(Collected data)
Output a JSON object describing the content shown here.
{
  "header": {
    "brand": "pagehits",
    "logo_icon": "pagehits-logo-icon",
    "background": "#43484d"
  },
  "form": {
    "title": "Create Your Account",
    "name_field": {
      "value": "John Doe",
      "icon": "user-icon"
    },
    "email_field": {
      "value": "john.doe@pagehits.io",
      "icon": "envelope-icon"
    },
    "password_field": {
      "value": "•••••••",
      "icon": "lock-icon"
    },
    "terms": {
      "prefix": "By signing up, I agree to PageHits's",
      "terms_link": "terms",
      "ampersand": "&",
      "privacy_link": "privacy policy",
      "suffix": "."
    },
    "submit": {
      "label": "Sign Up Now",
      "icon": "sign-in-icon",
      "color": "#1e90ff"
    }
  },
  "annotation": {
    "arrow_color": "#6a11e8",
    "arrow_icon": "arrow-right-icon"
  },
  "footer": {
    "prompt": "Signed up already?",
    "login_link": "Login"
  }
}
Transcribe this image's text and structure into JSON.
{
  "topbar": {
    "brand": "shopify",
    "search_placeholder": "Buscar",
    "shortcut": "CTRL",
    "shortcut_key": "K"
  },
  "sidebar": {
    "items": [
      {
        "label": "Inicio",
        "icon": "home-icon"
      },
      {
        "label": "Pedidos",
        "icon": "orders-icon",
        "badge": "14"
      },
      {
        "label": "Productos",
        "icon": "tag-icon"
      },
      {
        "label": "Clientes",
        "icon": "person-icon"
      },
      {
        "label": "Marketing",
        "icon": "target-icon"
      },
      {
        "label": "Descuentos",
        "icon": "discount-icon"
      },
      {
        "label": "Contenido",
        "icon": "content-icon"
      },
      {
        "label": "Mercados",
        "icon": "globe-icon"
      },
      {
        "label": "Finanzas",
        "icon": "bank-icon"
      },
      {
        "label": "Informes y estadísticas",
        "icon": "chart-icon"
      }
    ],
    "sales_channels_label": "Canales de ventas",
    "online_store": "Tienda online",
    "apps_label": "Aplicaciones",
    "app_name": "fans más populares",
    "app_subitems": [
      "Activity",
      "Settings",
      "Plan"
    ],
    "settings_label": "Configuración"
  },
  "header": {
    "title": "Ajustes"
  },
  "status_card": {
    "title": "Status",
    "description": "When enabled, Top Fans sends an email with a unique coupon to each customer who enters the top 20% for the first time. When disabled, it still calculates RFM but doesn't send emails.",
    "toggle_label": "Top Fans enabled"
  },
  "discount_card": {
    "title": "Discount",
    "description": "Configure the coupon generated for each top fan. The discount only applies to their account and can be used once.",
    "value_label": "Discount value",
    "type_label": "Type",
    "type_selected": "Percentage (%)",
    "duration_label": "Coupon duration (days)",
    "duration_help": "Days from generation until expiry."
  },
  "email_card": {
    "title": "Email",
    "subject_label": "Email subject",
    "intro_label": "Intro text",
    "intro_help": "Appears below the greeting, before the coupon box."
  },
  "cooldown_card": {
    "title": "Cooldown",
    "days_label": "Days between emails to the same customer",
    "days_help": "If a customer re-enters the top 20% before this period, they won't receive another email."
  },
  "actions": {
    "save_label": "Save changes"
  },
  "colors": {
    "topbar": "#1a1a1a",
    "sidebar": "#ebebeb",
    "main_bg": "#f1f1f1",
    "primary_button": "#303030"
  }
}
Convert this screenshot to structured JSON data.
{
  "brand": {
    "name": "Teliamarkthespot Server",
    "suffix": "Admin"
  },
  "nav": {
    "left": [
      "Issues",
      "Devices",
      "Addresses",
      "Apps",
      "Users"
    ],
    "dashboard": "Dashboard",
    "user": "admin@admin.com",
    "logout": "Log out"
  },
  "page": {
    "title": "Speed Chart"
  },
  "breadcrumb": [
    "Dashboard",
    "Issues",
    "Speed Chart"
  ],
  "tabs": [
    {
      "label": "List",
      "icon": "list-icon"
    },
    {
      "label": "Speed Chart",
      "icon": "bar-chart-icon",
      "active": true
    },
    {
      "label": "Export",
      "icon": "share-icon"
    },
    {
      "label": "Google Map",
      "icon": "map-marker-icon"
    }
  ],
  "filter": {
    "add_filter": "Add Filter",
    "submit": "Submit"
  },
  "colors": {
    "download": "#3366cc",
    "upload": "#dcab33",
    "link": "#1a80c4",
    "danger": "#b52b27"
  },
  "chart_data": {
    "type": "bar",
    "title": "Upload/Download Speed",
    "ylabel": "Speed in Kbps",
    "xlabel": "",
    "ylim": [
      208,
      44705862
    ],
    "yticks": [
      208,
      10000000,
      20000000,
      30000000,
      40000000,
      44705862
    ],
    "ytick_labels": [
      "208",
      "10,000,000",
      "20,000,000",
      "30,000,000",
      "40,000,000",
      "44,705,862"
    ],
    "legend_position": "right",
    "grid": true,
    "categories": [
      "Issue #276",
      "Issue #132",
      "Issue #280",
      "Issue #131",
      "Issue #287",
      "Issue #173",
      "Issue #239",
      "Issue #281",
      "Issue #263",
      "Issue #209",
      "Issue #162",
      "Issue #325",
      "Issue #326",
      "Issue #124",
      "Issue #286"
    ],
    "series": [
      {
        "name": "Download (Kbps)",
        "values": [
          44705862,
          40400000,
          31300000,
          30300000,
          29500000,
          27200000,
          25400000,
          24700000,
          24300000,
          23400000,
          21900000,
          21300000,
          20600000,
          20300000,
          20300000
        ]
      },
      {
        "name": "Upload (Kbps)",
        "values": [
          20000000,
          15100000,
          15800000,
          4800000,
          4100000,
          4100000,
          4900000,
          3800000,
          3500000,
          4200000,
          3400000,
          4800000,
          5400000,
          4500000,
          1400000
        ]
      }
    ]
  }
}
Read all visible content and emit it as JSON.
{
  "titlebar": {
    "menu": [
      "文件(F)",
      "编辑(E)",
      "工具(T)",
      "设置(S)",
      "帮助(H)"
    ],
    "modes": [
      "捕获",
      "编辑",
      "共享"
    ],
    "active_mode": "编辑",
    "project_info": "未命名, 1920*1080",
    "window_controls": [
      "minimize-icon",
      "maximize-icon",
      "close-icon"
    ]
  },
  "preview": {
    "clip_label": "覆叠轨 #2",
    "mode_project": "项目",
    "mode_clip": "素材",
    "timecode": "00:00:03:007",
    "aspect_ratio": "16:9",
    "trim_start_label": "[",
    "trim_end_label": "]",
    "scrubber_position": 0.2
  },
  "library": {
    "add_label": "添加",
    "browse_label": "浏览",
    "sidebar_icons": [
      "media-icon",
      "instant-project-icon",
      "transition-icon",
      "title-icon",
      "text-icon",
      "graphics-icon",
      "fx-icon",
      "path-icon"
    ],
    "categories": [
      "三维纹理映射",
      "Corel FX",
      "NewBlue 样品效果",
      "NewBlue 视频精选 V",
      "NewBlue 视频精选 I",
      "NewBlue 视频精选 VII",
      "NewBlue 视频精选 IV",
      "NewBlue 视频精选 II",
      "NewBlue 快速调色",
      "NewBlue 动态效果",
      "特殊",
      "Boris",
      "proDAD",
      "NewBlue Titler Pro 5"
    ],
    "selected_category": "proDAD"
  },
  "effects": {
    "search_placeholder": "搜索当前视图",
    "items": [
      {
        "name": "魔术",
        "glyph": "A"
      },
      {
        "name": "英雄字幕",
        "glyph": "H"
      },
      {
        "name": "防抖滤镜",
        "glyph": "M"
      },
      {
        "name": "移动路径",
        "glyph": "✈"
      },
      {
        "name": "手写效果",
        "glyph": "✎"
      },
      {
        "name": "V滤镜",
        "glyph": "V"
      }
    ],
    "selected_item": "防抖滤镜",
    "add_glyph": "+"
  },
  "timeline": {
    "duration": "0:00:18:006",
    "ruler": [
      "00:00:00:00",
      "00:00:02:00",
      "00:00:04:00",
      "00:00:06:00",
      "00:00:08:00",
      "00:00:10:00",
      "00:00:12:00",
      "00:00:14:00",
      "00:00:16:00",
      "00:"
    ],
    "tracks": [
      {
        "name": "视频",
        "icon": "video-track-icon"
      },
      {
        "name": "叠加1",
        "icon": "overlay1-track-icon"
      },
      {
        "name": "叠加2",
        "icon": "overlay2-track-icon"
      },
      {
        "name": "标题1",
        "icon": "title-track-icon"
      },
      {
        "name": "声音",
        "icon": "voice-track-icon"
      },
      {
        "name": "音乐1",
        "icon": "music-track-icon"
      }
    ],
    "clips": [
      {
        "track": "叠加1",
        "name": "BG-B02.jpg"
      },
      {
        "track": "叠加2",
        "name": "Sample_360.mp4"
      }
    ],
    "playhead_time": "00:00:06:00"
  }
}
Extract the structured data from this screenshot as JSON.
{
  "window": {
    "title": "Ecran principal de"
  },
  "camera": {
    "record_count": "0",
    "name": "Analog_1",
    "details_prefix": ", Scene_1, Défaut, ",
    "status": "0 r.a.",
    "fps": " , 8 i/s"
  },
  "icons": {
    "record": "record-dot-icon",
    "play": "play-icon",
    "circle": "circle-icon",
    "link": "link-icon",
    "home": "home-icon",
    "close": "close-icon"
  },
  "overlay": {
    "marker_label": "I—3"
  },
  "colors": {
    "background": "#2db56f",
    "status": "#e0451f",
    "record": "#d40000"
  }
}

### Problem description
Show all lines in the entries above where the word "customer" appears.

### Solution to this task
    "description": "When enabled, Top Fans sends an email with a unique coupon to each customer who enters the top 20% for the first time. When disabled, it still calculates RFM but doesn't send emails.",
    "days_label": "Days between emails to the same customer",
    "days_help": "If a customer re-enters the top 20% before this period, they won't receive another email."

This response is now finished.